▶ _Task details_
For the entries that follow, state how many lines include the word "this", giving the number and nothing else.

▶ _Dataset excerpts_

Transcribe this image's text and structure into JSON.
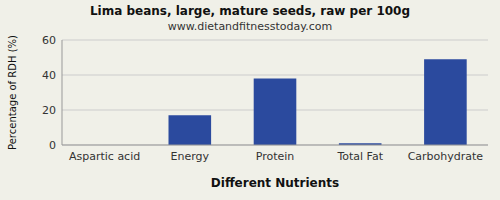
{
  "chart_data": {
    "type": "bar",
    "title": "Lima beans, large, mature seeds, raw per 100g",
    "subtitle": "www.dietandfitnesstoday.com",
    "xlabel": "Different Nutrients",
    "ylabel": "Percentage of RDH (%)",
    "categories": [
      "Aspartic acid",
      "Energy",
      "Protein",
      "Total Fat",
      "Carbohydrate"
    ],
    "values": [
      0,
      17,
      38,
      1,
      49
    ],
    "color": "#2b4a9e",
    "ylim": [
      0,
      60
    ],
    "yticks": [
      0,
      20,
      40,
      60
    ],
    "grid": true
  }
}
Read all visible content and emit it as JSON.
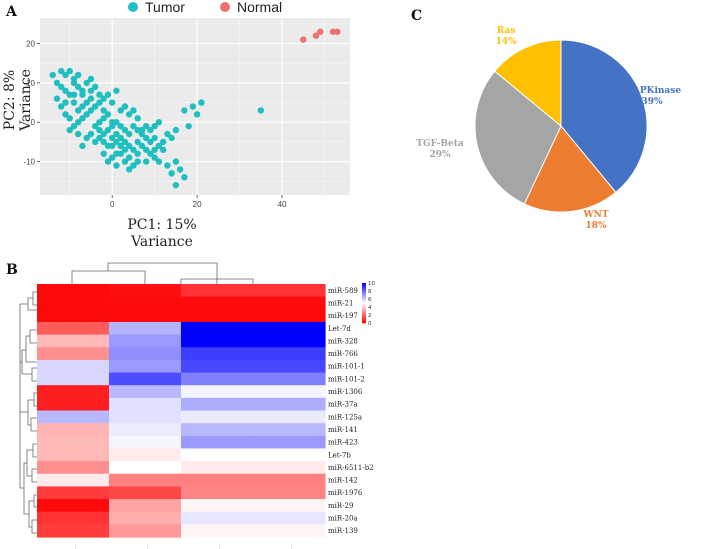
{
  "panel_labels": {
    "a": "A",
    "b": "B",
    "c": "C"
  },
  "chart_data": [
    {
      "panel": "A",
      "type": "scatter",
      "xlabel": "PC1: 15%",
      "xlabel2": "Variance",
      "ylabel": "PC2: 8%",
      "ylabel2": "Variance",
      "xlim": [
        -17,
        56
      ],
      "ylim": [
        -18.5,
        26.5
      ],
      "x_ticks": [
        0,
        20,
        40
      ],
      "y_ticks": [
        -10,
        0,
        10,
        20
      ],
      "grid": true,
      "legend_position": "top",
      "series": [
        {
          "name": "Tumor",
          "color": "#1fbfbf",
          "points": [
            [
              -14,
              12
            ],
            [
              -12,
              13
            ],
            [
              -11,
              12
            ],
            [
              -10,
              13
            ],
            [
              -9,
              11
            ],
            [
              -12,
              9
            ],
            [
              -13,
              10
            ],
            [
              -11,
              8
            ],
            [
              -10,
              7
            ],
            [
              -9,
              10
            ],
            [
              -8,
              12
            ],
            [
              -8,
              9
            ],
            [
              -7,
              8
            ],
            [
              -6,
              10
            ],
            [
              -5,
              11
            ],
            [
              -4,
              9
            ],
            [
              -5,
              6
            ],
            [
              -6,
              5
            ],
            [
              -7,
              4
            ],
            [
              -8,
              3
            ],
            [
              -9,
              5
            ],
            [
              -10,
              1
            ],
            [
              -11,
              2
            ],
            [
              -9,
              -1
            ],
            [
              -8,
              0
            ],
            [
              -7,
              1
            ],
            [
              -6,
              2
            ],
            [
              -5,
              3
            ],
            [
              -4,
              4
            ],
            [
              -3,
              5
            ],
            [
              -2,
              6
            ],
            [
              -1,
              7
            ],
            [
              0,
              5
            ],
            [
              1,
              8
            ],
            [
              2,
              3
            ],
            [
              3,
              4
            ],
            [
              4,
              2
            ],
            [
              5,
              3
            ],
            [
              6,
              1
            ],
            [
              -4,
              -1
            ],
            [
              -3,
              0
            ],
            [
              -2,
              1
            ],
            [
              -1,
              -2
            ],
            [
              0,
              -1
            ],
            [
              1,
              0
            ],
            [
              2,
              -1
            ],
            [
              3,
              -2
            ],
            [
              4,
              -3
            ],
            [
              5,
              -1
            ],
            [
              6,
              -2
            ],
            [
              7,
              -3
            ],
            [
              8,
              -4
            ],
            [
              9,
              -2
            ],
            [
              10,
              -1
            ],
            [
              11,
              0
            ],
            [
              12,
              -5
            ],
            [
              13,
              -3
            ],
            [
              14,
              -4
            ],
            [
              15,
              -2
            ],
            [
              -3,
              -4
            ],
            [
              -2,
              -5
            ],
            [
              -1,
              -6
            ],
            [
              0,
              -4
            ],
            [
              1,
              -3
            ],
            [
              2,
              -4
            ],
            [
              3,
              -5
            ],
            [
              4,
              -6
            ],
            [
              5,
              -7
            ],
            [
              6,
              -8
            ],
            [
              7,
              -6
            ],
            [
              8,
              -7
            ],
            [
              9,
              -8
            ],
            [
              10,
              -9
            ],
            [
              11,
              -10
            ],
            [
              12,
              -7
            ],
            [
              13,
              -11
            ],
            [
              14,
              -13
            ],
            [
              15,
              -10
            ],
            [
              16,
              -12
            ],
            [
              17,
              -14
            ],
            [
              15,
              -16
            ],
            [
              -1,
              -10
            ],
            [
              0,
              -9
            ],
            [
              1,
              -11
            ],
            [
              2,
              -8
            ],
            [
              3,
              -10
            ],
            [
              4,
              -12
            ],
            [
              5,
              -11
            ],
            [
              0,
              -6
            ],
            [
              1,
              -5
            ],
            [
              2,
              -6
            ],
            [
              3,
              -7
            ],
            [
              -2,
              -3
            ],
            [
              -3,
              -2
            ],
            [
              -4,
              -5
            ],
            [
              -5,
              -3
            ],
            [
              -6,
              -4
            ],
            [
              -7,
              -6
            ],
            [
              6,
              -5
            ],
            [
              7,
              -2
            ],
            [
              8,
              -1
            ],
            [
              9,
              -5
            ],
            [
              10,
              -4
            ],
            [
              11,
              -6
            ],
            [
              19,
              4
            ],
            [
              21,
              5
            ],
            [
              20,
              2
            ],
            [
              18,
              -1
            ],
            [
              17,
              3
            ],
            [
              35,
              3
            ],
            [
              -8,
              -3
            ],
            [
              -10,
              -2
            ],
            [
              -12,
              4
            ],
            [
              -13,
              6
            ],
            [
              -11,
              5
            ],
            [
              -9,
              7
            ],
            [
              -7,
              7
            ],
            [
              -5,
              8
            ],
            [
              -3,
              7
            ],
            [
              -2,
              3
            ],
            [
              -1,
              2
            ],
            [
              0,
              0
            ],
            [
              1,
              -8
            ],
            [
              -2,
              -8
            ],
            [
              4,
              -9
            ],
            [
              6,
              -10
            ],
            [
              8,
              -10
            ],
            [
              10,
              -7
            ]
          ]
        },
        {
          "name": "Normal",
          "color": "#f07070",
          "points": [
            [
              45,
              21
            ],
            [
              48,
              22
            ],
            [
              49,
              23
            ],
            [
              52,
              23
            ],
            [
              53,
              23
            ]
          ]
        }
      ]
    },
    {
      "panel": "B",
      "type": "heatmap",
      "row_labels": [
        "miR-589",
        "miR-21",
        "miR-197",
        "Let-7d",
        "miR-328",
        "miR-766",
        "miR-101-1",
        "miR-101-2",
        "miR-1306",
        "miR-37a",
        "miR-125a",
        "miR-141",
        "miR-423",
        "Let-7b",
        "miR-6511-b2",
        "miR-142",
        "miR-1976",
        "miR-29",
        "miR-20a",
        "miR-139"
      ],
      "column_labels": [
        "____",
        "____",
        "____",
        "____"
      ],
      "colorbar_ticks": [
        "10",
        "8",
        "6",
        "4",
        "2",
        "0"
      ],
      "values": [
        [
          0.2,
          0.3,
          1.0,
          1.0
        ],
        [
          0.2,
          0.2,
          0.2,
          0.2
        ],
        [
          0.2,
          0.2,
          0.2,
          0.2
        ],
        [
          1.8,
          6.5,
          10,
          10
        ],
        [
          3.6,
          7.0,
          10,
          10
        ],
        [
          2.8,
          7.2,
          8.8,
          8.8
        ],
        [
          5.8,
          7.0,
          8.6,
          8.6
        ],
        [
          5.8,
          8.5,
          7.5,
          7.5
        ],
        [
          0.6,
          6.4,
          5.2,
          5.2
        ],
        [
          0.6,
          5.6,
          6.6,
          6.6
        ],
        [
          6.4,
          5.6,
          5.4,
          5.4
        ],
        [
          3.5,
          5.4,
          6.4,
          6.4
        ],
        [
          3.6,
          5.2,
          7.0,
          7.0
        ],
        [
          3.6,
          4.6,
          5.0,
          5.0
        ],
        [
          2.8,
          5.0,
          4.6,
          4.6
        ],
        [
          4.6,
          2.5,
          2.5,
          2.5
        ],
        [
          1.2,
          1.4,
          2.6,
          2.6
        ],
        [
          0.2,
          3.2,
          4.8,
          4.8
        ],
        [
          1.0,
          3.4,
          5.5,
          5.5
        ],
        [
          1.2,
          3.0,
          4.8,
          4.8
        ]
      ]
    },
    {
      "panel": "C",
      "type": "pie",
      "slices": [
        {
          "name": "MAPKinase",
          "percent": 39,
          "color": "#4472c4",
          "label_color": "#4472c4"
        },
        {
          "name": "WNT",
          "percent": 18,
          "color": "#ed7d31",
          "label_color": "#ed7d31"
        },
        {
          "name": "TGF-Beta",
          "percent": 29,
          "color": "#a5a5a5",
          "label_color": "#a5a5a5"
        },
        {
          "name": "Ras",
          "percent": 14,
          "color": "#ffc000",
          "label_color": "#ffc000"
        }
      ]
    }
  ]
}
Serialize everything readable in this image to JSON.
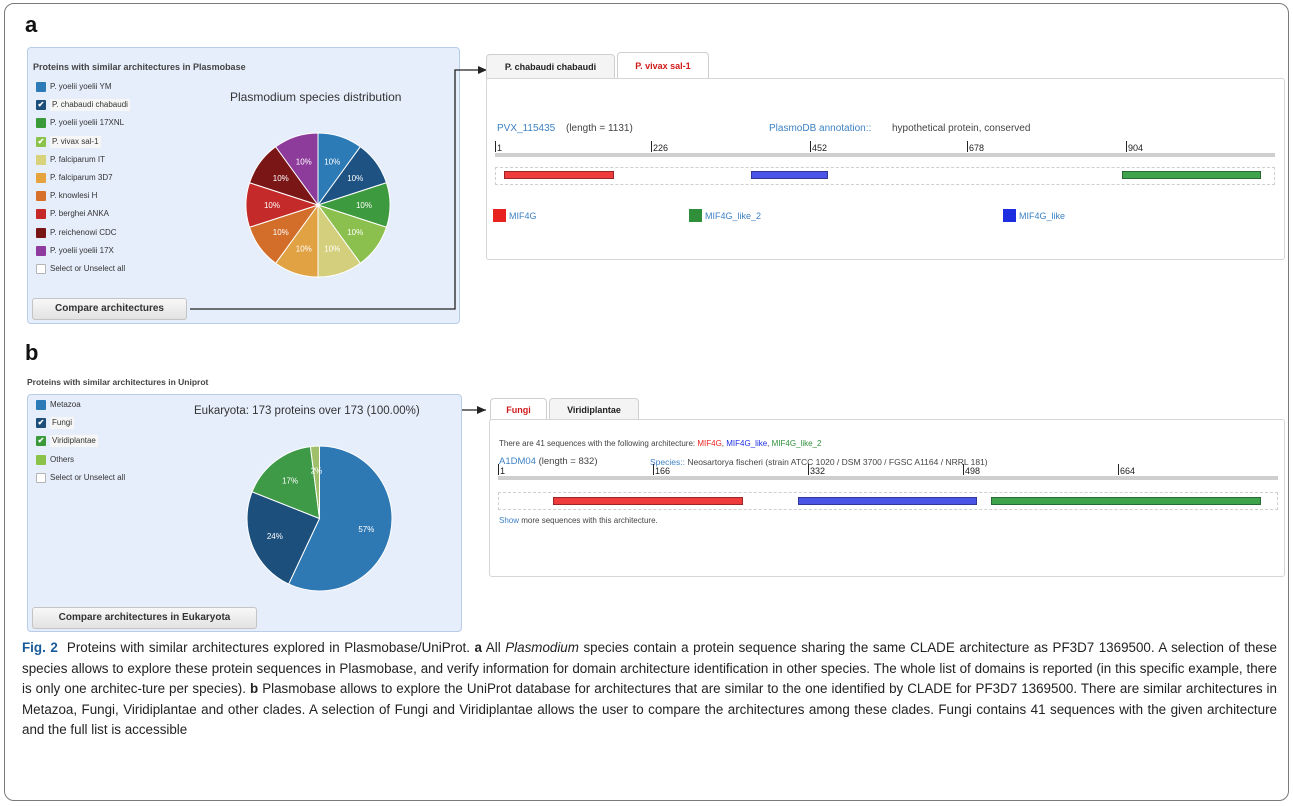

▶ _Response below_
2